# Element and coordinate listing
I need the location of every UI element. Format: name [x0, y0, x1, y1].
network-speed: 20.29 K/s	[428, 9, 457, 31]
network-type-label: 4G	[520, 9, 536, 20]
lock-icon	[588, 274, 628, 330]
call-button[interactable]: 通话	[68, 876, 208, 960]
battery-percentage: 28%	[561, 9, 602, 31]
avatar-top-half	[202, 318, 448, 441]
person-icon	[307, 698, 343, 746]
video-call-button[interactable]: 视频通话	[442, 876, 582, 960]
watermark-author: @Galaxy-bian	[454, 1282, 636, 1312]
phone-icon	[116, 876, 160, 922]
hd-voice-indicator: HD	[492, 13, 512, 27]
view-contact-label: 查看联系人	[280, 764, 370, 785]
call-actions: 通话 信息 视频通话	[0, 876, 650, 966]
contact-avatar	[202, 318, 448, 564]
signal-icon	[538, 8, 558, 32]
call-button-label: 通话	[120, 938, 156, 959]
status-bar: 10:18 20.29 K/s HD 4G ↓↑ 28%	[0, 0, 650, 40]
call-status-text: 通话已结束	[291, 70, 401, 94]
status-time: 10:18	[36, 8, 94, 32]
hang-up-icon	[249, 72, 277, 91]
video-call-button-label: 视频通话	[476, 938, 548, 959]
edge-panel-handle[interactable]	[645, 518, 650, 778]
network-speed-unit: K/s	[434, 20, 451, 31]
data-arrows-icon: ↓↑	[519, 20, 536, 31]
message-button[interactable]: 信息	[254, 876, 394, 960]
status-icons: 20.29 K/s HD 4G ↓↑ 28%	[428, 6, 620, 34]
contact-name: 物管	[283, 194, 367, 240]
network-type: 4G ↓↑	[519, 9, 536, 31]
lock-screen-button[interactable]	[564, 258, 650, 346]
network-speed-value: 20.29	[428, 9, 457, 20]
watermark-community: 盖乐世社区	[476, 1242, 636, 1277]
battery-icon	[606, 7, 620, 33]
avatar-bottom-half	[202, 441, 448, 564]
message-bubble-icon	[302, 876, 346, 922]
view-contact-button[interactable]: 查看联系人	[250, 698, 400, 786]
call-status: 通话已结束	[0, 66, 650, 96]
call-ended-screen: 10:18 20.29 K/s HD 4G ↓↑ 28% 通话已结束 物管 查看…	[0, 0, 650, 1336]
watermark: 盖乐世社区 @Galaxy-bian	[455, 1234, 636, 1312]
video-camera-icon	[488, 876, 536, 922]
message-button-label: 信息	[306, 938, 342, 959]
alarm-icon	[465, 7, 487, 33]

# TASK BRIEF
Locate each line in the listing that contains the string "screen", and copy those lines.

# EXERCISE OUTPUT
lock-screen-button[interactable]	[564, 258, 650, 346]
call-ended-screen: 10:18 20.29 K/s HD 4G ↓↑ 28% 通话已结束 物管 查看…	[0, 0, 650, 1336]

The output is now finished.